= SELECTED TEXT =
And so it really is: these men lead a wretched life. For four months of the year—May, June, July, and August—they burrow in these cabins, destitute of everything that makes life human. In their world occur no changes but those of the elements—the storm, the clouds, the thunder-shower, the hail, the heat; in the evening, a robber-story by the fire, a melancholy song, a lamento to the pipe, a hunting-adventure with the muffro or the fox; high above them and around them the giant pyramids of the hoary Rotondo, and the starry magnificence of the sky; in their breast, perhaps, despite the vita povera, an uncomplaining, serene, pious, honest human heart.

With the dawn of day these poor people rise from the hard ground—on which they have been sleeping in their clothes, and without other covering—and drive their herds to the pastures; there they consume their scanty meal, of cheese, bread, and milk. The old people, who remain at home, lie in the hut by the fire, occupied with some simple household work. In the evening, the flocks return and are milked; light falls, and it is time to go to sleep again.

The snow and rains of September drive the herdsmen from their mountain cabins. They descend with their flocks to the coast and the paese, where they have usually more habitable dwellings, in which frequently the wives and children stay all summer. My hostess Santa was the only female in the pastoral community of Co di Mozzo, which consists of six families. "Why," I asked her, "did you come up from the paese to this gloomy hut?" "Look you," put in Angelo, "she came up to refresh herself." I was on the point of laughing outright, for the smoke in the hovel was bringing tears to my eyes, and the atmosphere was infernal. So, after all, I was to view the wretched heap of stones as a summer villa, to which the family had retired to refresh itself! "Yes," said Angelo, as he caught my sceptical look; "below, it is warm; and up here, we have the mountain wind, and the clear stream, fresh and cold as ice. We live as the merciful God grants." I began to have respect for Angelo and his philosophy. His speech was serious and laconic; and he was taciturn, as it becomes a philosopher to be.

Angelo was owner of sixty head of goats, and fifty sheep. The quantity of milk drawn from these is inconsiderable. In summer it is barely sufficient to support the family. The broccio and the cheese, sold below, furnish bread, and the coarsest clothing. Winter is a hard time, for the milk goes to feed the kids and lambs. Many a shepherd, however, has a flock of some hundreds. When the sons and daughters have to be portioned, it is a fortunate thing if the luck of the patriarchs can be had, so that the flocks multiply. The dowry of a shepherd's girl consists in twelve goats if she is poor; if she is wealthy it ranges higher, according to her parents' means.

= EXERCISE REQUIREMENTS =
Continue the passage about the mountain herdsmen and their flocks, picking up right after its last sentence.

= PROVIDED INFORMATION =
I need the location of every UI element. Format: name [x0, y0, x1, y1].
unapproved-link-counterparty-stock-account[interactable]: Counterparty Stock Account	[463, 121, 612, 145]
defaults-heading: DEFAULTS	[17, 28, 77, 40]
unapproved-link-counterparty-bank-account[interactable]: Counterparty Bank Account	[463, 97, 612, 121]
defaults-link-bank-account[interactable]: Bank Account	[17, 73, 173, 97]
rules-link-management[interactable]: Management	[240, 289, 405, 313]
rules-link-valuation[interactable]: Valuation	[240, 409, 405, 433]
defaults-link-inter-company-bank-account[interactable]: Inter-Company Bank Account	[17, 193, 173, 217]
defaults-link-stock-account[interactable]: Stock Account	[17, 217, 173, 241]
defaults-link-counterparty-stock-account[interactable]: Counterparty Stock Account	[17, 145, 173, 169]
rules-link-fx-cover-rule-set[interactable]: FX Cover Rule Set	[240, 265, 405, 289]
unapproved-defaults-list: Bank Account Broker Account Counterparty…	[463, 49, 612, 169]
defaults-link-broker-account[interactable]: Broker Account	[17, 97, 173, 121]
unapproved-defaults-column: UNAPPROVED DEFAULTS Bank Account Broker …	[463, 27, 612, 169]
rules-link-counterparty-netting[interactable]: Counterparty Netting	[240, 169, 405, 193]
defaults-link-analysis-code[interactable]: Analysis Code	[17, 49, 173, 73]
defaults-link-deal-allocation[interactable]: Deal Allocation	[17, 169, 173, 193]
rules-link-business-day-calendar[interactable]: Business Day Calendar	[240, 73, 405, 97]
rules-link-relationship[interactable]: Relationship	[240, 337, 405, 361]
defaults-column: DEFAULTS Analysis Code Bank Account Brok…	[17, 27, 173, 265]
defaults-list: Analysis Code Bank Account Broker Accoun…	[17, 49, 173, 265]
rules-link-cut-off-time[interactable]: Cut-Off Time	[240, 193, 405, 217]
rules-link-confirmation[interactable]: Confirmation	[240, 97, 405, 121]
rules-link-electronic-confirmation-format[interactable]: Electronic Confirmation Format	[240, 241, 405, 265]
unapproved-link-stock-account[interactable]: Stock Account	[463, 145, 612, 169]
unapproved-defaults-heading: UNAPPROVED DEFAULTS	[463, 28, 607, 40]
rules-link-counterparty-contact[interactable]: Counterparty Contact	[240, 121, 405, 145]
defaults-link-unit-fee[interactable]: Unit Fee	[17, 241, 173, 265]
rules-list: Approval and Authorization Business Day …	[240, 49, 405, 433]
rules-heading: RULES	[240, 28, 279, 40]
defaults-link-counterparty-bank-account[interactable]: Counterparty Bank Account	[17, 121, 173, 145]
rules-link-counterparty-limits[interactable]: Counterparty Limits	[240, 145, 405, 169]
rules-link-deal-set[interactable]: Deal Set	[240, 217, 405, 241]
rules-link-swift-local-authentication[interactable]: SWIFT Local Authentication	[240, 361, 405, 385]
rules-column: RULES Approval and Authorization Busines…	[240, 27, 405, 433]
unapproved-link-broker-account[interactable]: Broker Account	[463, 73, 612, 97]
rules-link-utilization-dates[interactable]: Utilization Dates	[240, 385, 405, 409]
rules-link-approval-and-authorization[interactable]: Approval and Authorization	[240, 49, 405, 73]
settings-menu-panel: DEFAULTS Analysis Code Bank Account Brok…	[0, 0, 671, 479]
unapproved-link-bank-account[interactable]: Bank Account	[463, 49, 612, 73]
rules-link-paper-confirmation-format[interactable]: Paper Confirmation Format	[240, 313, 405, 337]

= YOUR RESPONSE =
The weather had cleared up. I stepped out of the cabin, and drew long breaths of the fresh air. The shepherds sat here and there on the stones, smoking their little wooden pipes. They are in the habit of choosing the oldest, or the most respected of their number, to preside in the community, and arbitrate in all disputes. This circumstance, which I discovered accidentally, surprised me; for it allowed me, in this little democracy of shepherds, a glance into the primitive condition of human society, and the beginnings of political life. It seems six men cannot live together without regulating their society, and developing laws. I greeted the little stumpy podestà most reverently; and as I contemplated him in silence, I thought him more venerable than Dejoces, the first and wisest of all the kings of the Medes.

Near the cabins I remarked smaller covered huts of stone, of a round or of an oblong form. These were the storehouses. Angelo opened a little door in his, and creeping in, beckoned me to follow; I contented myself with peeping in. I saw the flat cheeses lying on green twigs, and white balls of goats'-milk butter in little baskets.

I sat down on a stone, and commenced sketching the cabins. The whole community came round me, and looked on with expressions of the liveliest delight. Every one now wanted to have his portrait taken, in order that it might afterwards be "printed" in Paris, as they said. They would have it that I was from Paris; and I could not make it intelligible to them, that besides Paris, there was another country called Germania. "Germania, then," said my host, "is your paese; and this paese has kings, and it belongs to Paris." There the matter had to rest.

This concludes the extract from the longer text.